# [Your instructions]
Repeat exactly each line of the data provided below.

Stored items
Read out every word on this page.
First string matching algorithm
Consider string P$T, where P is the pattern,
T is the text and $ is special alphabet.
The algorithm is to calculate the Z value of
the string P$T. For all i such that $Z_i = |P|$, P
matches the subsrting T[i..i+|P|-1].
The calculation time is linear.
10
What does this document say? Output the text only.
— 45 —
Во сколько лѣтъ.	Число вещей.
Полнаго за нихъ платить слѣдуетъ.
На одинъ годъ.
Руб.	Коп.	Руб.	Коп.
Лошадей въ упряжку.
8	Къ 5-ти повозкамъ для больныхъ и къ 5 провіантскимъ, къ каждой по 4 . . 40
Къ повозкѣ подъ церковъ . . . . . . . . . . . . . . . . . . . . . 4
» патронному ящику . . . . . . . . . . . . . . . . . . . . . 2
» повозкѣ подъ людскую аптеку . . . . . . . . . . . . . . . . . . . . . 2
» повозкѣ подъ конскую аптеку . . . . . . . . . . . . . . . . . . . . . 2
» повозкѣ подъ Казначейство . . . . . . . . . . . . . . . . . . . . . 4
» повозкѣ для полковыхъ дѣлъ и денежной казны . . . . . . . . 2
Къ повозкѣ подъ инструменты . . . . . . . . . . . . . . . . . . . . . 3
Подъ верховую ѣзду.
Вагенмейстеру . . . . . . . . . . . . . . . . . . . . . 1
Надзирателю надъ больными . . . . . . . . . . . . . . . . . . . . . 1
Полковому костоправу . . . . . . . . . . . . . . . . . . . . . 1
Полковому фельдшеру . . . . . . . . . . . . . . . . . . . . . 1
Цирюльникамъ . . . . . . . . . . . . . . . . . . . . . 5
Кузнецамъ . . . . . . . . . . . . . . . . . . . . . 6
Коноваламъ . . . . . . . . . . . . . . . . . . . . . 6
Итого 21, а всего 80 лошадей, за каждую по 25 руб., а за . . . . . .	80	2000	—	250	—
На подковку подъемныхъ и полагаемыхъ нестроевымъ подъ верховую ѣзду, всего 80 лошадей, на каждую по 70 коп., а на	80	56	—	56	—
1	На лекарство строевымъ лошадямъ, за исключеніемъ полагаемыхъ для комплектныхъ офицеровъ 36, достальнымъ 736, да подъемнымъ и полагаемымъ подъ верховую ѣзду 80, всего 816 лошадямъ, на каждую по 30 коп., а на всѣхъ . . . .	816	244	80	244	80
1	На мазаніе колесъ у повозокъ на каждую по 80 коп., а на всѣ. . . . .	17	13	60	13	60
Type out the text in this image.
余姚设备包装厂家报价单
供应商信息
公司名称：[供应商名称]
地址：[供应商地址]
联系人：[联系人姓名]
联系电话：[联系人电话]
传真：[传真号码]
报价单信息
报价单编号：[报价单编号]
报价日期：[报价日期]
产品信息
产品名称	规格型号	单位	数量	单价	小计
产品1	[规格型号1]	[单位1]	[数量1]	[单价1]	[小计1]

# [Response]
Read out every word on this page.
First string matching algorithm
Consider string P$T, where P is the pattern,
T is the text and $ is special alphabet.
The algorithm is to calculate the Z value of
the string P$T. For all i such that $Z_i = |P|$, P
matches the subsrting T[i..i+|P|-1].
The calculation time is linear.
10
What does this document say? Output the text only.
— 45 —
Во сколько лѣтъ.	Число вещей.
Полнаго за нихъ платить слѣдуетъ.
На одинъ годъ.
Руб.	Коп.	Руб.	Коп.
Лошадей въ упряжку.
8	Къ 5-ти повозкамъ для больныхъ и къ 5 провіантскимъ, къ каждой по 4 . . 40
Къ повозкѣ подъ церковъ . . . . . . . . . . . . . . . . . . . . . 4
» патронному ящику . . . . . . . . . . . . . . . . . . . . . 2
» повозкѣ подъ людскую аптеку . . . . . . . . . . . . . . . . . . . . . 2
» повозкѣ подъ конскую аптеку . . . . . . . . . . . . . . . . . . . . . 2
» повозкѣ подъ Казначейство . . . . . . . . . . . . . . . . . . . . . 4
» повозкѣ для полковыхъ дѣлъ и денежной казны . . . . . . . . 2
Къ повозкѣ подъ инструменты . . . . . . . . . . . . . . . . . . . . . 3
Подъ верховую ѣзду.
Вагенмейстеру . . . . . . . . . . . . . . . . . . . . . 1
Надзирателю надъ больными . . . . . . . . . . . . . . . . . . . . . 1
Полковому костоправу . . . . . . . . . . . . . . . . . . . . . 1
Полковому фельдшеру . . . . . . . . . . . . . . . . . . . . . 1
Цирюльникамъ . . . . . . . . . . . . . . . . . . . . . 5
Кузнецамъ . . . . . . . . . . . . . . . . . . . . . 6
Коноваламъ . . . . . . . . . . . . . . . . . . . . . 6
Итого 21, а всего 80 лошадей, за каждую по 25 руб., а за . . . . . .	80	2000	—	250	—
На подковку подъемныхъ и полагаемыхъ нестроевымъ подъ верховую ѣзду, всего 80 лошадей, на каждую по 70 коп., а на	80	56	—	56	—
1	На лекарство строевымъ лошадямъ, за исключеніемъ полагаемыхъ для комплектныхъ офицеровъ 36, достальнымъ 736, да подъемнымъ и полагаемымъ подъ верховую ѣзду 80, всего 816 лошадямъ, на каждую по 30 коп., а на всѣхъ . . . .	816	244	80	244	80
1	На мазаніе колесъ у повозокъ на каждую по 80 коп., а на всѣ. . . . .	17	13	60	13	60
Type out the text in this image.
余姚设备包装厂家报价单
供应商信息
公司名称：[供应商名称]
地址：[供应商地址]
联系人：[联系人姓名]
联系电话：[联系人电话]
传真：[传真号码]
报价单信息
报价单编号：[报价单编号]
报价日期：[报价日期]
产品信息
产品名称	规格型号	单位	数量	单价	小计
产品1	[规格型号1]	[单位1]	[数量1]	[单价1]	[小计1]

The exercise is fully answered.